Task goal: Output every entry exactly, from the first line to the last.

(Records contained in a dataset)
┌──

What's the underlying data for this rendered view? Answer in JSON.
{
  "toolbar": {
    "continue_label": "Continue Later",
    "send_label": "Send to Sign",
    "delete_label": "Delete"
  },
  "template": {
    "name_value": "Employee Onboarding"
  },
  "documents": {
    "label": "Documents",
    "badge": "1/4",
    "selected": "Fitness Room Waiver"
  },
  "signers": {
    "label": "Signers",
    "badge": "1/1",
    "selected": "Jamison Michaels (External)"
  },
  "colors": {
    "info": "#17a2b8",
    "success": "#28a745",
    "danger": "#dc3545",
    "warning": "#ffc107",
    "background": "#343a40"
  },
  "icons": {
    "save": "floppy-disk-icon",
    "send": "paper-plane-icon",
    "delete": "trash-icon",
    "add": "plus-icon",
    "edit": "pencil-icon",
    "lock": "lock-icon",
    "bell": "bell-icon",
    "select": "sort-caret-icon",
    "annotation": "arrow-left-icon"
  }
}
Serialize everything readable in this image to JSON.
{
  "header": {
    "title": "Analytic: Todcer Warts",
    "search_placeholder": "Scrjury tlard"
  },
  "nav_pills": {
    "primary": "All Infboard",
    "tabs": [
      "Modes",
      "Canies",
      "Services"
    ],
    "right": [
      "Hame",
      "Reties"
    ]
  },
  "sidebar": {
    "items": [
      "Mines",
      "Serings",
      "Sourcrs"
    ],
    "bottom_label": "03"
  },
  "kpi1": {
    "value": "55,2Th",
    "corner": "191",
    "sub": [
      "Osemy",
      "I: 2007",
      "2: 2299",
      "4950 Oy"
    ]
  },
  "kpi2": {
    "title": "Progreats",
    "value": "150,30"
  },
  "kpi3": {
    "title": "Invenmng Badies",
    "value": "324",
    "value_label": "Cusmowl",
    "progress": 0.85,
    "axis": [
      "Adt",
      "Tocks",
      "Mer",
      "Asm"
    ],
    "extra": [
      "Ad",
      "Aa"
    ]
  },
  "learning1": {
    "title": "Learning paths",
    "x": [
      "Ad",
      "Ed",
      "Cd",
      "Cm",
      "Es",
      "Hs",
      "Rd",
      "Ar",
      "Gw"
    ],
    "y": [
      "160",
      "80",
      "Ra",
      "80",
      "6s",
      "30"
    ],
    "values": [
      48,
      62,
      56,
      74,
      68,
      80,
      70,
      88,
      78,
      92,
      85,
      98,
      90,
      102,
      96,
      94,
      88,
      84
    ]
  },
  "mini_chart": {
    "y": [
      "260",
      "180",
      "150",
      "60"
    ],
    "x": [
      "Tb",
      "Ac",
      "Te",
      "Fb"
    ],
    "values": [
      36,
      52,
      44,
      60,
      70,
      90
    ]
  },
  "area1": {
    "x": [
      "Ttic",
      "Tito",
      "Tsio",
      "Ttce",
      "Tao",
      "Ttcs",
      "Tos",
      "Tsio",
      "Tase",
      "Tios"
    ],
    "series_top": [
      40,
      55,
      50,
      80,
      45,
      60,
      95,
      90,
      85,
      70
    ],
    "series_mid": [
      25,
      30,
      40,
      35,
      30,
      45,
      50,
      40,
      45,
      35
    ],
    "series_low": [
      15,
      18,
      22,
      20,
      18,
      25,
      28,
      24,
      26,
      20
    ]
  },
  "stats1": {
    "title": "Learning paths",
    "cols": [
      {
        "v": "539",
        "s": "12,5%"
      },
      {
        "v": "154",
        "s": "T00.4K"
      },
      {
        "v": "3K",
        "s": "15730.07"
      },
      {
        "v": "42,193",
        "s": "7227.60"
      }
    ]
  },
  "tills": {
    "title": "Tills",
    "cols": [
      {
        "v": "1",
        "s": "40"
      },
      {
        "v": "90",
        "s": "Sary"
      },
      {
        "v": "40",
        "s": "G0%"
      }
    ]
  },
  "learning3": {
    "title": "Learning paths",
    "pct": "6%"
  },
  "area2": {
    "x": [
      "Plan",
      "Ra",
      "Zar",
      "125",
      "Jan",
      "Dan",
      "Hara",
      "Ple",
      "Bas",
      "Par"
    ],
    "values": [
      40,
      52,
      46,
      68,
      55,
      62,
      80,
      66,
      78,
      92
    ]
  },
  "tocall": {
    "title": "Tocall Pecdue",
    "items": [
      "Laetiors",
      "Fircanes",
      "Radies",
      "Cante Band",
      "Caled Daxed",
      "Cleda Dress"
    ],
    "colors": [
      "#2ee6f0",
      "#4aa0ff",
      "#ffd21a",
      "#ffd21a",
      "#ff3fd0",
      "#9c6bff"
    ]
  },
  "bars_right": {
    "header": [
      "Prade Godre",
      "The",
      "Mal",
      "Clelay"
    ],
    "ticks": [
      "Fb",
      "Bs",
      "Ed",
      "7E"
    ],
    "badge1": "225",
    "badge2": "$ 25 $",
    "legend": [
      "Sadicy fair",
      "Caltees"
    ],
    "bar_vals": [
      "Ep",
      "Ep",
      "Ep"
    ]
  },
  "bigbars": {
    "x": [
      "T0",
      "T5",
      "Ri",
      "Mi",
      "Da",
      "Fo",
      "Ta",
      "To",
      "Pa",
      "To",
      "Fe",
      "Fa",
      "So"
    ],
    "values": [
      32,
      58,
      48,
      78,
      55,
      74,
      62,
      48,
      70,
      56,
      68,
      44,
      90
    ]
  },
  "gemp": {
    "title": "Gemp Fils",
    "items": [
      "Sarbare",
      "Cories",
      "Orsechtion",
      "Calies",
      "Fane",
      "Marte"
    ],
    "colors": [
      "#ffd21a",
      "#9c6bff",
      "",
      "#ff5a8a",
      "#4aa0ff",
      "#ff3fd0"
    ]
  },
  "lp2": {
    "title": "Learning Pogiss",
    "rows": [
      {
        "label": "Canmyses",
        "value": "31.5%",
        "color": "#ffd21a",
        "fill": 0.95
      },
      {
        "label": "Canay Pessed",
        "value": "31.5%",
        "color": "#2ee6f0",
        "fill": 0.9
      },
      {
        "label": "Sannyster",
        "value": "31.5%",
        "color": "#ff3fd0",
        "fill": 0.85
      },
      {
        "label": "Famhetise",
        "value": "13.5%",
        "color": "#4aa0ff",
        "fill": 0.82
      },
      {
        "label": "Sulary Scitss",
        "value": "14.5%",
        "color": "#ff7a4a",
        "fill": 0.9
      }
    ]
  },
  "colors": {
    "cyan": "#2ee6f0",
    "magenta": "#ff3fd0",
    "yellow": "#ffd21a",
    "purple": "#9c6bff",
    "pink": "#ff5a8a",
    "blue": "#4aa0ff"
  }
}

└──

Reply to the exercise:
What's the underlying data for this rendered view? Answer in JSON.
{
  "toolbar": {
    "continue_label": "Continue Later",
    "send_label": "Send to Sign",
    "delete_label": "Delete"
  },
  "template": {
    "name_value": "Employee Onboarding"
  },
  "documents": {
    "label": "Documents",
    "badge": "1/4",
    "selected": "Fitness Room Waiver"
  },
  "signers": {
    "label": "Signers",
    "badge": "1/1",
    "selected": "Jamison Michaels (External)"
  },
  "colors": {
    "info": "#17a2b8",
    "success": "#28a745",
    "danger": "#dc3545",
    "warning": "#ffc107",
    "background": "#343a40"
  },
  "icons": {
    "save": "floppy-disk-icon",
    "send": "paper-plane-icon",
    "delete": "trash-icon",
    "add": "plus-icon",
    "edit": "pencil-icon",
    "lock": "lock-icon",
    "bell": "bell-icon",
    "select": "sort-caret-icon",
    "annotation": "arrow-left-icon"
  }
}
Serialize everything readable in this image to JSON.
{
  "header": {
    "title": "Analytic: Todcer Warts",
    "search_placeholder": "Scrjury tlard"
  },
  "nav_pills": {
    "primary": "All Infboard",
    "tabs": [
      "Modes",
      "Canies",
      "Services"
    ],
    "right": [
      "Hame",
      "Reties"
    ]
  },
  "sidebar": {
    "items": [
      "Mines",
      "Serings",
      "Sourcrs"
    ],
    "bottom_label": "03"
  },
  "kpi1": {
    "value": "55,2Th",
    "corner": "191",
    "sub": [
      "Osemy",
      "I: 2007",
      "2: 2299",
      "4950 Oy"
    ]
  },
  "kpi2": {
    "title": "Progreats",
    "value": "150,30"
  },
  "kpi3": {
    "title": "Invenmng Badies",
    "value": "324",
    "value_label": "Cusmowl",
    "progress": 0.85,
    "axis": [
      "Adt",
      "Tocks",
      "Mer",
      "Asm"
    ],
    "extra": [
      "Ad",
      "Aa"
    ]
  },
  "learning1": {
    "title": "Learning paths",
    "x": [
      "Ad",
      "Ed",
      "Cd",
      "Cm",
      "Es",
      "Hs",
      "Rd",
      "Ar",
      "Gw"
    ],
    "y": [
      "160",
      "80",
      "Ra",
      "80",
      "6s",
      "30"
    ],
    "values": [
      48,
      62,
      56,
      74,
      68,
      80,
      70,
      88,
      78,
      92,
      85,
      98,
      90,
      102,
      96,
      94,
      88,
      84
    ]
  },
  "mini_chart": {
    "y": [
      "260",
      "180",
      "150",
      "60"
    ],
    "x": [
      "Tb",
      "Ac",
      "Te",
      "Fb"
    ],
    "values": [
      36,
      52,
      44,
      60,
      70,
      90
    ]
  },
  "area1": {
    "x": [
      "Ttic",
      "Tito",
      "Tsio",
      "Ttce",
      "Tao",
      "Ttcs",
      "Tos",
      "Tsio",
      "Tase",
      "Tios"
    ],
    "series_top": [
      40,
      55,
      50,
      80,
      45,
      60,
      95,
      90,
      85,
      70
    ],
    "series_mid": [
      25,
      30,
      40,
      35,
      30,
      45,
      50,
      40,
      45,
      35
    ],
    "series_low": [
      15,
      18,
      22,
      20,
      18,
      25,
      28,
      24,
      26,
      20
    ]
  },
  "stats1": {
    "title": "Learning paths",
    "cols": [
      {
        "v": "539",
        "s": "12,5%"
      },
      {
        "v": "154",
        "s": "T00.4K"
      },
      {
        "v": "3K",
        "s": "15730.07"
      },
      {
        "v": "42,193",
        "s": "7227.60"
      }
    ]
  },
  "tills": {
    "title": "Tills",
    "cols": [
      {
        "v": "1",
        "s": "40"
      },
      {
        "v": "90",
        "s": "Sary"
      },
      {
        "v": "40",
        "s": "G0%"
      }
    ]
  },
  "learning3": {
    "title": "Learning paths",
    "pct": "6%"
  },
  "area2": {
    "x": [
      "Plan",
      "Ra",
      "Zar",
      "125",
      "Jan",
      "Dan",
      "Hara",
      "Ple",
      "Bas",
      "Par"
    ],
    "values": [
      40,
      52,
      46,
      68,
      55,
      62,
      80,
      66,
      78,
      92
    ]
  },
  "tocall": {
    "title": "Tocall Pecdue",
    "items": [
      "Laetiors",
      "Fircanes",
      "Radies",
      "Cante Band",
      "Caled Daxed",
      "Cleda Dress"
    ],
    "colors": [
      "#2ee6f0",
      "#4aa0ff",
      "#ffd21a",
      "#ffd21a",
      "#ff3fd0",
      "#9c6bff"
    ]
  },
  "bars_right": {
    "header": [
      "Prade Godre",
      "The",
      "Mal",
      "Clelay"
    ],
    "ticks": [
      "Fb",
      "Bs",
      "Ed",
      "7E"
    ],
    "badge1": "225",
    "badge2": "$ 25 $",
    "legend": [
      "Sadicy fair",
      "Caltees"
    ],
    "bar_vals": [
      "Ep",
      "Ep",
      "Ep"
    ]
  },
  "bigbars": {
    "x": [
      "T0",
      "T5",
      "Ri",
      "Mi",
      "Da",
      "Fo",
      "Ta",
      "To",
      "Pa",
      "To",
      "Fe",
      "Fa",
      "So"
    ],
    "values": [
      32,
      58,
      48,
      78,
      55,
      74,
      62,
      48,
      70,
      56,
      68,
      44,
      90
    ]
  },
  "gemp": {
    "title": "Gemp Fils",
    "items": [
      "Sarbare",
      "Cories",
      "Orsechtion",
      "Calies",
      "Fane",
      "Marte"
    ],
    "colors": [
      "#ffd21a",
      "#9c6bff",
      "",
      "#ff5a8a",
      "#4aa0ff",
      "#ff3fd0"
    ]
  },
  "lp2": {
    "title": "Learning Pogiss",
    "rows": [
      {
        "label": "Canmyses",
        "value": "31.5%",
        "color": "#ffd21a",
        "fill": 0.95
      },
      {
        "label": "Canay Pessed",
        "value": "31.5%",
        "color": "#2ee6f0",
        "fill": 0.9
      },
      {
        "label": "Sannyster",
        "value": "31.5%",
        "color": "#ff3fd0",
        "fill": 0.85
      },
      {
        "label": "Famhetise",
        "value": "13.5%",
        "color": "#4aa0ff",
        "fill": 0.82
      },
      {
        "label": "Sulary Scitss",
        "value": "14.5%",
        "color": "#ff7a4a",
        "fill": 0.9
      }
    ]
  },
  "colors": {
    "cyan": "#2ee6f0",
    "magenta": "#ff3fd0",
    "yellow": "#ffd21a",
    "purple": "#9c6bff",
    "pink": "#ff5a8a",
    "blue": "#4aa0ff"
  }
}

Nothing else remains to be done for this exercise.